**Exercise:** Reproduce the data below verbatim, keeping every line unchanged.

--------------------------------------------------

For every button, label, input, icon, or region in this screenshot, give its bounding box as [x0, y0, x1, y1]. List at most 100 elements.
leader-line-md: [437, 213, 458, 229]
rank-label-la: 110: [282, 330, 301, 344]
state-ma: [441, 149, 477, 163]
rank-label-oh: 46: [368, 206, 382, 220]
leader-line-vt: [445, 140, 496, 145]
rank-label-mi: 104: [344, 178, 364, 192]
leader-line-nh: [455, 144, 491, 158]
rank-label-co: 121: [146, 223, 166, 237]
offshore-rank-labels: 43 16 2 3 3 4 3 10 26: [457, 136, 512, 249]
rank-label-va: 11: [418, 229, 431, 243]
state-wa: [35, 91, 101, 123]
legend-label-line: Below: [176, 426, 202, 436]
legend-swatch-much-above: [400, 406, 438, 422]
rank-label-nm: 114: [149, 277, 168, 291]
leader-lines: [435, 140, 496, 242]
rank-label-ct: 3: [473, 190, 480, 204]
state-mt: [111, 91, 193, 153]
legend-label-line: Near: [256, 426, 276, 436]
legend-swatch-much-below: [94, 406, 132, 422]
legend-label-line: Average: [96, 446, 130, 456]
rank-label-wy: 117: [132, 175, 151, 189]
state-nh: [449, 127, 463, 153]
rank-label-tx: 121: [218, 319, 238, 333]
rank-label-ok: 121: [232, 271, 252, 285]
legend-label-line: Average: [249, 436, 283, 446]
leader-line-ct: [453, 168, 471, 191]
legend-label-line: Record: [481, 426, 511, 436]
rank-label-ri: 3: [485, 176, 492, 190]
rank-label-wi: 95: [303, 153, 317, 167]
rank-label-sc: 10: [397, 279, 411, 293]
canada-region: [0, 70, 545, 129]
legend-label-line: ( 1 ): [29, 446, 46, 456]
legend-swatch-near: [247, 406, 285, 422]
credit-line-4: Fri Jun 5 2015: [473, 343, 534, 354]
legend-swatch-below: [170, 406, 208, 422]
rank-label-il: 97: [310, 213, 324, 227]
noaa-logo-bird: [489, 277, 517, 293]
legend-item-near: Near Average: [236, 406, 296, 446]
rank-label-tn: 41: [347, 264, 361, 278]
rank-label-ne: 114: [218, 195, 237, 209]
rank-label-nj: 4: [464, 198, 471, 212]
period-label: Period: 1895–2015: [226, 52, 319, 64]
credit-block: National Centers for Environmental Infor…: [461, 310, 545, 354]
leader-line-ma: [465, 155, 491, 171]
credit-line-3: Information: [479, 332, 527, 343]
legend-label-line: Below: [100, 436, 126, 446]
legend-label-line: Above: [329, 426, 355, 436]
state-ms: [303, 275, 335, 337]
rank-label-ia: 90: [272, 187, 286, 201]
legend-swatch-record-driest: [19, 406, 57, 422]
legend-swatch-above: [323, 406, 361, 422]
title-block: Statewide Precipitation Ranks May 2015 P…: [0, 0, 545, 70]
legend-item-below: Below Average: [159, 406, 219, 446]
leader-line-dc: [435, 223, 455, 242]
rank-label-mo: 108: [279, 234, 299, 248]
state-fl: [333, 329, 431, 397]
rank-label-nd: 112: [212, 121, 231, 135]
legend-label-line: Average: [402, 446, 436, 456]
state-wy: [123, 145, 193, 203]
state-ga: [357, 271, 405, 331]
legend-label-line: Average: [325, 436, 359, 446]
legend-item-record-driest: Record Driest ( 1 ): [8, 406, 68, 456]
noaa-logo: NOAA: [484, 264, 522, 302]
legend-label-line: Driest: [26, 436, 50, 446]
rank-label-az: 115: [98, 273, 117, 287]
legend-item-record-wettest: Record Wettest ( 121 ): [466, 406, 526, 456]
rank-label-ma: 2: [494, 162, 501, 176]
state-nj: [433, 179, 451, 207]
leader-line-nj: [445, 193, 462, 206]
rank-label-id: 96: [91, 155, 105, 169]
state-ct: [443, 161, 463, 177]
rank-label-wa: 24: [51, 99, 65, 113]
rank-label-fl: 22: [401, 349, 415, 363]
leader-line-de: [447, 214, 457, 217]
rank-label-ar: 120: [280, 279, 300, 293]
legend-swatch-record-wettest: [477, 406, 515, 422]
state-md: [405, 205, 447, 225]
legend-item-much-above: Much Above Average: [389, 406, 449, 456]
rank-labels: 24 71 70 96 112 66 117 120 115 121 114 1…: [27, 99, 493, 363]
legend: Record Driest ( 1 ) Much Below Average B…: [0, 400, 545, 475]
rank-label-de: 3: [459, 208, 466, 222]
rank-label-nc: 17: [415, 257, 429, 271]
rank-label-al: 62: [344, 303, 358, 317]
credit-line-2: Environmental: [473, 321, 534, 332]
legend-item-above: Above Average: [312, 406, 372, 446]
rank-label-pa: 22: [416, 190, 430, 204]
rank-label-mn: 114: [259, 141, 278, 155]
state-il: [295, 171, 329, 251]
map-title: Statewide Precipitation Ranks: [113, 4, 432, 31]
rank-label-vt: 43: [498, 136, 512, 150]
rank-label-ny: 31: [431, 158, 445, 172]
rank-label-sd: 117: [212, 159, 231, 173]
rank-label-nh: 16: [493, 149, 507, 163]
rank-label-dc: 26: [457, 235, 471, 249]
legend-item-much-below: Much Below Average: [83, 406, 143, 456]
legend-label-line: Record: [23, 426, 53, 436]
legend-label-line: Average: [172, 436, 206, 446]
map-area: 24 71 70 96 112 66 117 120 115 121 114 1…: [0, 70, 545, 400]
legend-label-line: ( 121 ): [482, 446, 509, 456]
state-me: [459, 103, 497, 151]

--------------------------------------------------

**Task result:**
For every button, label, input, icon, or region in this screenshot, give its bounding box as [x0, y0, x1, y1]. List at most 100 elements.
leader-line-md: [437, 213, 458, 229]
rank-label-la: 110: [282, 330, 301, 344]
state-ma: [441, 149, 477, 163]
rank-label-oh: 46: [368, 206, 382, 220]
leader-line-vt: [445, 140, 496, 145]
rank-label-mi: 104: [344, 178, 364, 192]
leader-line-nh: [455, 144, 491, 158]
rank-label-co: 121: [146, 223, 166, 237]
offshore-rank-labels: 43 16 2 3 3 4 3 10 26: [457, 136, 512, 249]
rank-label-va: 11: [418, 229, 431, 243]
state-wa: [35, 91, 101, 123]
legend-label-line: Below: [176, 426, 202, 436]
legend-swatch-much-above: [400, 406, 438, 422]
rank-label-nm: 114: [149, 277, 168, 291]
leader-lines: [435, 140, 496, 242]
rank-label-ct: 3: [473, 190, 480, 204]
state-mt: [111, 91, 193, 153]
legend-label-line: Near: [256, 426, 276, 436]
legend-swatch-much-below: [94, 406, 132, 422]
legend-label-line: Average: [96, 446, 130, 456]
rank-label-wy: 117: [132, 175, 151, 189]
state-nh: [449, 127, 463, 153]
rank-label-tx: 121: [218, 319, 238, 333]
rank-label-ok: 121: [232, 271, 252, 285]
legend-label-line: Average: [249, 436, 283, 446]
leader-line-ct: [453, 168, 471, 191]
legend-label-line: Record: [481, 426, 511, 436]
rank-label-ri: 3: [485, 176, 492, 190]
rank-label-wi: 95: [303, 153, 317, 167]
rank-label-sc: 10: [397, 279, 411, 293]
canada-region: [0, 70, 545, 129]
legend-label-line: ( 1 ): [29, 446, 46, 456]
legend-swatch-near: [247, 406, 285, 422]
credit-line-4: Fri Jun 5 2015: [473, 343, 534, 354]
legend-swatch-below: [170, 406, 208, 422]
rank-label-il: 97: [310, 213, 324, 227]
noaa-logo-bird: [489, 277, 517, 293]
legend-item-near: Near Average: [236, 406, 296, 446]
rank-label-tn: 41: [347, 264, 361, 278]
rank-label-ne: 114: [218, 195, 237, 209]
rank-label-nj: 4: [464, 198, 471, 212]
period-label: Period: 1895–2015: [226, 52, 319, 64]
credit-block: National Centers for Environmental Infor…: [461, 310, 545, 354]
leader-line-ma: [465, 155, 491, 171]
credit-line-3: Information: [479, 332, 527, 343]
legend-label-line: Below: [100, 436, 126, 446]
legend-label-line: Above: [329, 426, 355, 436]
state-ms: [303, 275, 335, 337]
rank-label-ia: 90: [272, 187, 286, 201]
legend-swatch-record-driest: [19, 406, 57, 422]
legend-swatch-above: [323, 406, 361, 422]
title-block: Statewide Precipitation Ranks May 2015 P…: [0, 0, 545, 70]
legend-item-below: Below Average: [159, 406, 219, 446]
leader-line-dc: [435, 223, 455, 242]
rank-label-mo: 108: [279, 234, 299, 248]
state-fl: [333, 329, 431, 397]
rank-label-nd: 112: [212, 121, 231, 135]
legend-label-line: Average: [402, 446, 436, 456]
state-wy: [123, 145, 193, 203]
state-ga: [357, 271, 405, 331]
legend-label-line: Average: [325, 436, 359, 446]
legend-item-record-driest: Record Driest ( 1 ): [8, 406, 68, 456]
noaa-logo: NOAA: [484, 264, 522, 302]
legend-label-line: Driest: [26, 436, 50, 446]
rank-label-az: 115: [98, 273, 117, 287]
legend-item-record-wettest: Record Wettest ( 121 ): [466, 406, 526, 456]
rank-label-ma: 2: [494, 162, 501, 176]
state-nj: [433, 179, 451, 207]
leader-line-nj: [445, 193, 462, 206]
rank-label-id: 96: [91, 155, 105, 169]
state-ct: [443, 161, 463, 177]
rank-label-wa: 24: [51, 99, 65, 113]
rank-label-fl: 22: [401, 349, 415, 363]
leader-line-de: [447, 214, 457, 217]
rank-label-ar: 120: [280, 279, 300, 293]
legend-swatch-record-wettest: [477, 406, 515, 422]
state-md: [405, 205, 447, 225]
legend-item-much-above: Much Above Average: [389, 406, 449, 456]
rank-labels: 24 71 70 96 112 66 117 120 115 121 114 1…: [27, 99, 493, 363]
legend: Record Driest ( 1 ) Much Below Average B…: [0, 400, 545, 475]
rank-label-de: 3: [459, 208, 466, 222]
rank-label-nc: 17: [415, 257, 429, 271]
rank-label-al: 62: [344, 303, 358, 317]
credit-line-2: Environmental: [473, 321, 534, 332]
legend-item-above: Above Average: [312, 406, 372, 446]
rank-label-pa: 22: [416, 190, 430, 204]
rank-label-mn: 114: [259, 141, 278, 155]
state-il: [295, 171, 329, 251]
map-title: Statewide Precipitation Ranks: [113, 4, 432, 31]
rank-label-vt: 43: [498, 136, 512, 150]
rank-label-ny: 31: [431, 158, 445, 172]
rank-label-sd: 117: [212, 159, 231, 173]
rank-label-nh: 16: [493, 149, 507, 163]
rank-label-dc: 26: [457, 235, 471, 249]
legend-item-much-below: Much Below Average: [83, 406, 143, 456]
legend-label-line: Record: [23, 426, 53, 436]
legend-label-line: Average: [172, 436, 206, 446]
map-area: 24 71 70 96 112 66 117 120 115 121 114 1…: [0, 70, 545, 400]
legend-label-line: ( 121 ): [482, 446, 509, 456]
state-me: [459, 103, 497, 151]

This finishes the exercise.